▸ OBJECTIVE
Answer with the number of lines in the listing below that contain the word "content", and nothing else.

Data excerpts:

========

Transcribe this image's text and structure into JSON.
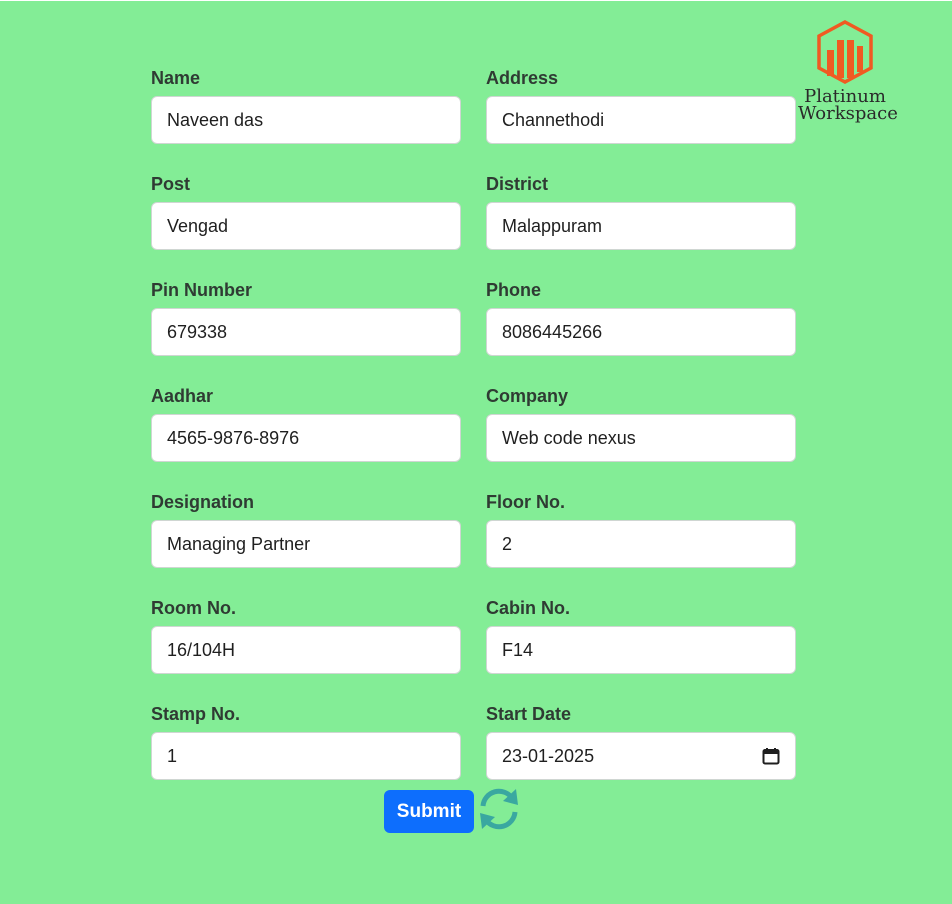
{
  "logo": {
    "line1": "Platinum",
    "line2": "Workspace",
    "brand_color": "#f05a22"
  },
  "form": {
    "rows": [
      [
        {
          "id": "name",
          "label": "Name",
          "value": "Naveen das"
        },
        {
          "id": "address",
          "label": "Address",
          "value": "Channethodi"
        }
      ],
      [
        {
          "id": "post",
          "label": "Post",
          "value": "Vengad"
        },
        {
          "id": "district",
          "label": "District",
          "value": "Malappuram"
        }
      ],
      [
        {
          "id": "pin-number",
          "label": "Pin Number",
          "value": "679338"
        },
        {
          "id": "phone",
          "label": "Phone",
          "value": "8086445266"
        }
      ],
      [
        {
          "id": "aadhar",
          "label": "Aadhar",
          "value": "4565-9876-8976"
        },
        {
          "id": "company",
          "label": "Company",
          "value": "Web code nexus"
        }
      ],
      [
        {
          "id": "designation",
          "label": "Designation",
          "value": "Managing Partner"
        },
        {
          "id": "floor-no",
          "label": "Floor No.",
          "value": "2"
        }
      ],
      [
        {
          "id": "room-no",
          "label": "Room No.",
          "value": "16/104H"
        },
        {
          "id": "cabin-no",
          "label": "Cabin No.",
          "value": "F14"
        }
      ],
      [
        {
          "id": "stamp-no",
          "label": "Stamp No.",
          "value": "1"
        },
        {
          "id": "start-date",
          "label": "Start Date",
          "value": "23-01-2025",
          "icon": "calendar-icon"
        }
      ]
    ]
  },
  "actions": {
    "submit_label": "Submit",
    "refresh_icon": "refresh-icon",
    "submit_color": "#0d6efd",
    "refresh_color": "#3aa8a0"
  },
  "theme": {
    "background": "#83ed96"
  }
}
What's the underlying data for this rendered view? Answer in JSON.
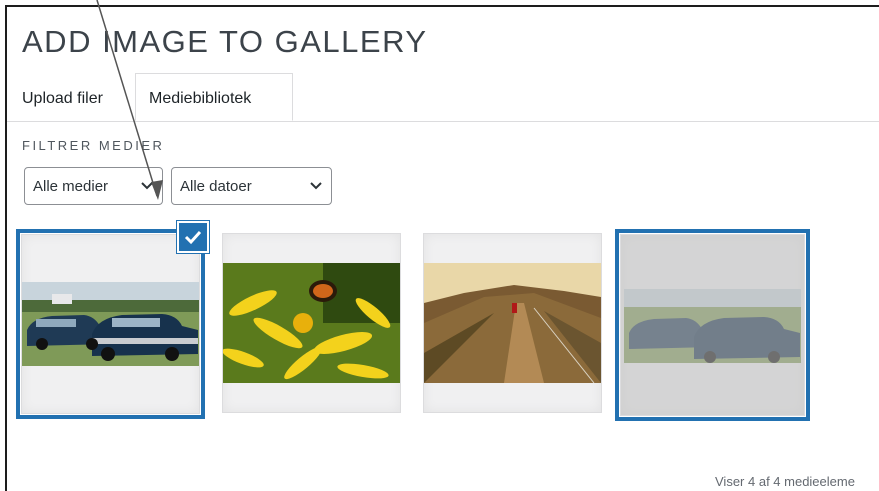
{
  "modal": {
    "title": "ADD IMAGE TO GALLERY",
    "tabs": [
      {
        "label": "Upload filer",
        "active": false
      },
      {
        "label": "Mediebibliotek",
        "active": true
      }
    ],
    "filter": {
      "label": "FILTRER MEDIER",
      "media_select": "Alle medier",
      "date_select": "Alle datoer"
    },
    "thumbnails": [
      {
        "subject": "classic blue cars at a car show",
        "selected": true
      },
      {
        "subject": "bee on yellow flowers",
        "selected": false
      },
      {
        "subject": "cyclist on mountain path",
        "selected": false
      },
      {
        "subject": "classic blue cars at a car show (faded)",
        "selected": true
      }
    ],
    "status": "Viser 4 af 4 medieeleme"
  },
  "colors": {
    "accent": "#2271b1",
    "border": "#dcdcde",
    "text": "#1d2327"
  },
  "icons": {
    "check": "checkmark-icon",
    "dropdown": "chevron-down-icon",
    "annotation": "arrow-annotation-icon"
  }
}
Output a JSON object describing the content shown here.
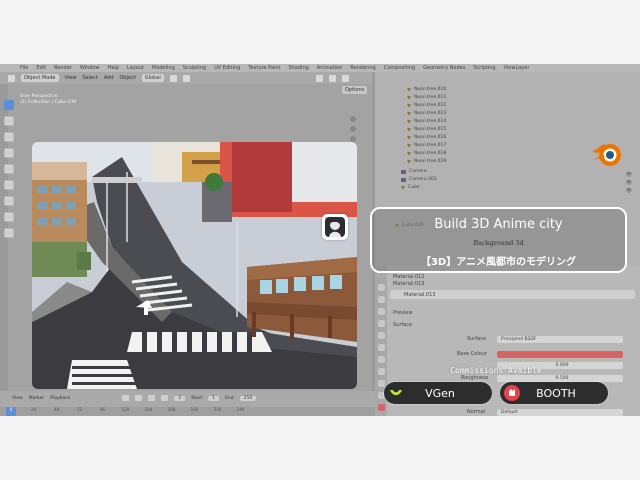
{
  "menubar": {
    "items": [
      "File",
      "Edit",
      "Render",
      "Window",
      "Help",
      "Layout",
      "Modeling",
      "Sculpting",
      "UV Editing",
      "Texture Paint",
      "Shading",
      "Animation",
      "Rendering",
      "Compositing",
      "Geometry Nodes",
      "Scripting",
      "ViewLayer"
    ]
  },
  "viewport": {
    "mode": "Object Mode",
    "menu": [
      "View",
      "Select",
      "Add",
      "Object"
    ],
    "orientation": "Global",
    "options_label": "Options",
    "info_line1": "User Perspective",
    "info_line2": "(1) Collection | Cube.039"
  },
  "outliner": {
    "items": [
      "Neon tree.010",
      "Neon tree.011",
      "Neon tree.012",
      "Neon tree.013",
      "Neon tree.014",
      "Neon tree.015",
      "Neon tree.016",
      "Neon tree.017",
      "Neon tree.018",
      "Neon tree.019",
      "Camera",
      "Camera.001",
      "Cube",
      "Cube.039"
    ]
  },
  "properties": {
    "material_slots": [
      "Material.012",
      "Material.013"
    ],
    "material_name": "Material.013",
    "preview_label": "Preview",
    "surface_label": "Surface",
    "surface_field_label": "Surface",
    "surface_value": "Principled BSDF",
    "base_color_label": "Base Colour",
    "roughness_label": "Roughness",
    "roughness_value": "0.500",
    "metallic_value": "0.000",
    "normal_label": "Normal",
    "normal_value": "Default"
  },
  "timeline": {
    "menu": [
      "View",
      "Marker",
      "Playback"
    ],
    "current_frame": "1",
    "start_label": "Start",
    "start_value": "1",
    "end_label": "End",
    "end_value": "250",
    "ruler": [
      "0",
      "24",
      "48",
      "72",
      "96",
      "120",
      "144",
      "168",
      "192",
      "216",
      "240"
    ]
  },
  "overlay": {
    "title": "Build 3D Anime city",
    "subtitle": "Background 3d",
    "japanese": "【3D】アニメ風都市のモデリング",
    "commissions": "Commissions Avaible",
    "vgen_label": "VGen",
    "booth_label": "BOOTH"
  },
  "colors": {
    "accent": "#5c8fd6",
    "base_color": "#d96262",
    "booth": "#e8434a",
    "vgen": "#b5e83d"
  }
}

========

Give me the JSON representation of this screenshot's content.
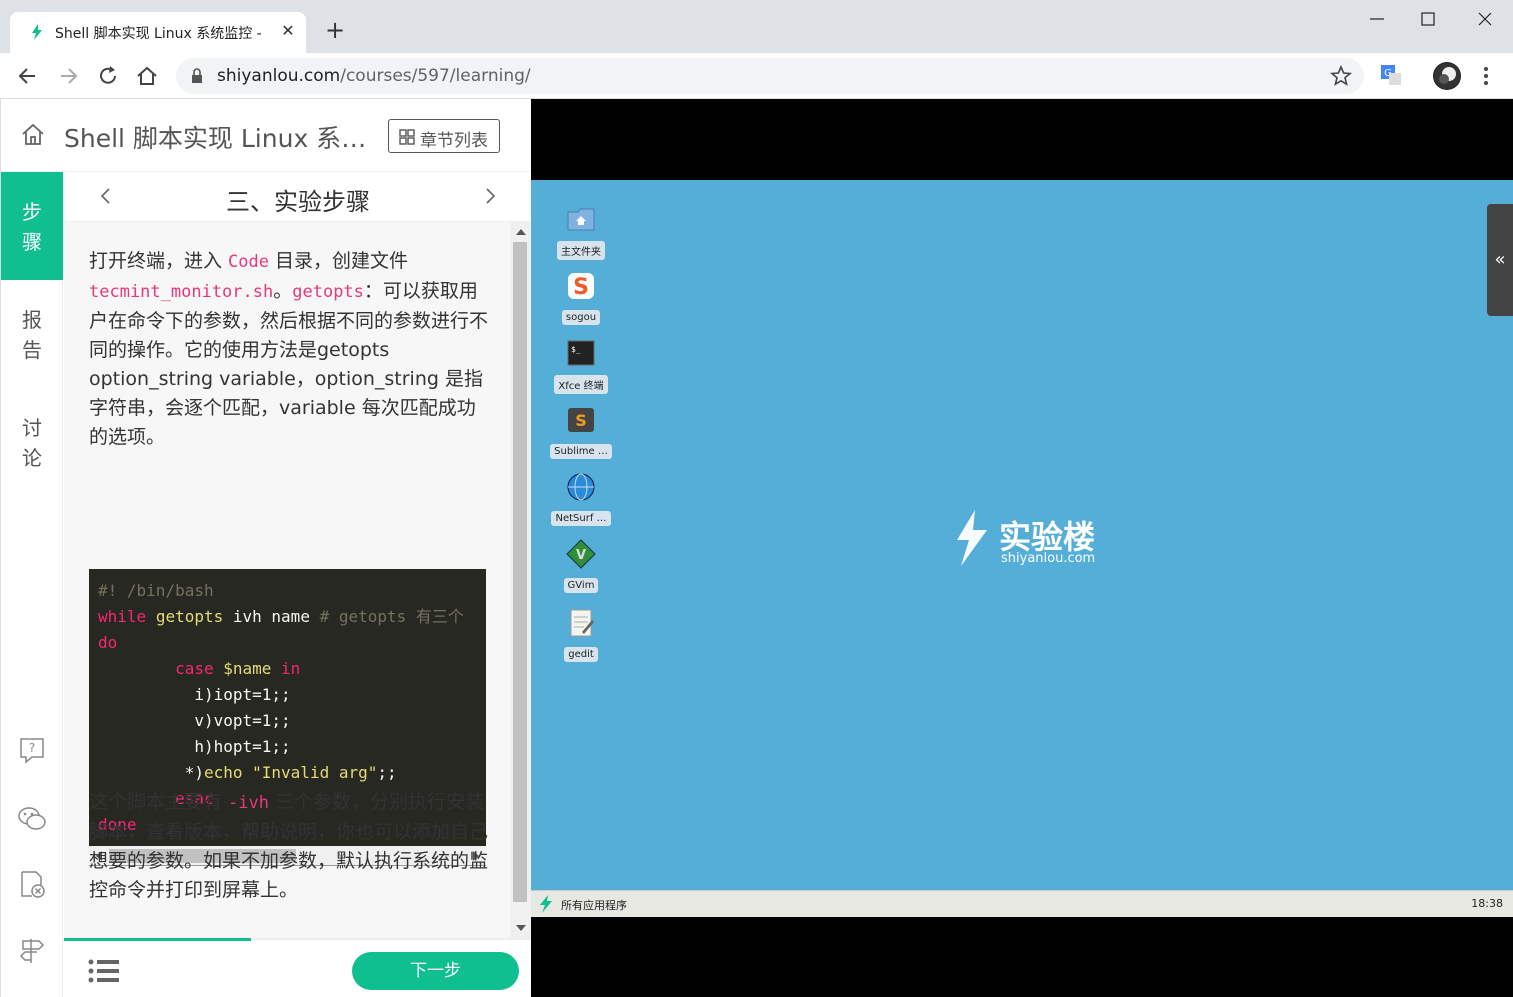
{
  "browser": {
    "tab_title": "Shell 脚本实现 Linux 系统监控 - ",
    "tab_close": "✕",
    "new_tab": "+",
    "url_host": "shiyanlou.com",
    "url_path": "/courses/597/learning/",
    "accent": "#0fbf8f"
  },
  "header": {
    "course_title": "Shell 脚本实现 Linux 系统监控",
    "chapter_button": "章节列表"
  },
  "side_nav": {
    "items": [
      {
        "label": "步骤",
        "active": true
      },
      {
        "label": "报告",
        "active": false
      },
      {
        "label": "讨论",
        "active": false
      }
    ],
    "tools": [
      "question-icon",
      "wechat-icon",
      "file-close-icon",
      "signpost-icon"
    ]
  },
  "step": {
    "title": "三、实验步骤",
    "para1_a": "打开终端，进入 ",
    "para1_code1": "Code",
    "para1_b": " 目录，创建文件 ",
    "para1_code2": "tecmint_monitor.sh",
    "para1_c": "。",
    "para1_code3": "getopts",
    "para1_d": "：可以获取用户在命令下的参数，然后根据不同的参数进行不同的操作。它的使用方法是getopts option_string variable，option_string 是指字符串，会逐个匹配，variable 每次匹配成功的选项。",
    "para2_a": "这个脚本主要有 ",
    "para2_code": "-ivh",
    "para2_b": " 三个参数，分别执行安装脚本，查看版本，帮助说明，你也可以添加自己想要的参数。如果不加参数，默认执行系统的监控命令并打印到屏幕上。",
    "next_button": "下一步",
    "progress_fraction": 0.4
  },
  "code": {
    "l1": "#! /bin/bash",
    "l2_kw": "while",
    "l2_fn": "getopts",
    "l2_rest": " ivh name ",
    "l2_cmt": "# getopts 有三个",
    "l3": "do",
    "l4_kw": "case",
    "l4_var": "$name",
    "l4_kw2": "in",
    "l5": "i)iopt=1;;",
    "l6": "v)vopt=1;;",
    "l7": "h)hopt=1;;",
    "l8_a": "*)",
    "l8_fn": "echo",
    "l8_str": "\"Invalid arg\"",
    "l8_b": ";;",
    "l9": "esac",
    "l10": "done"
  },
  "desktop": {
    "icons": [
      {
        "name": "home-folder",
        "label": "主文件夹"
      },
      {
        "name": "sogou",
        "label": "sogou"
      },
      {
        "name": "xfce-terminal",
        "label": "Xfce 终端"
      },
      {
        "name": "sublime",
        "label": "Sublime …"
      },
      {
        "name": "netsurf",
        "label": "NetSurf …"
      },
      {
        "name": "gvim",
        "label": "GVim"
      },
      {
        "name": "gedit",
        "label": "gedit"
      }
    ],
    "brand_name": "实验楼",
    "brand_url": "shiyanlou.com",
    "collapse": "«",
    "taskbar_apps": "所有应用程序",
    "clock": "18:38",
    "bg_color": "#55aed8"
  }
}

========

▸ SOLUTION TO THIS EXERCISE
2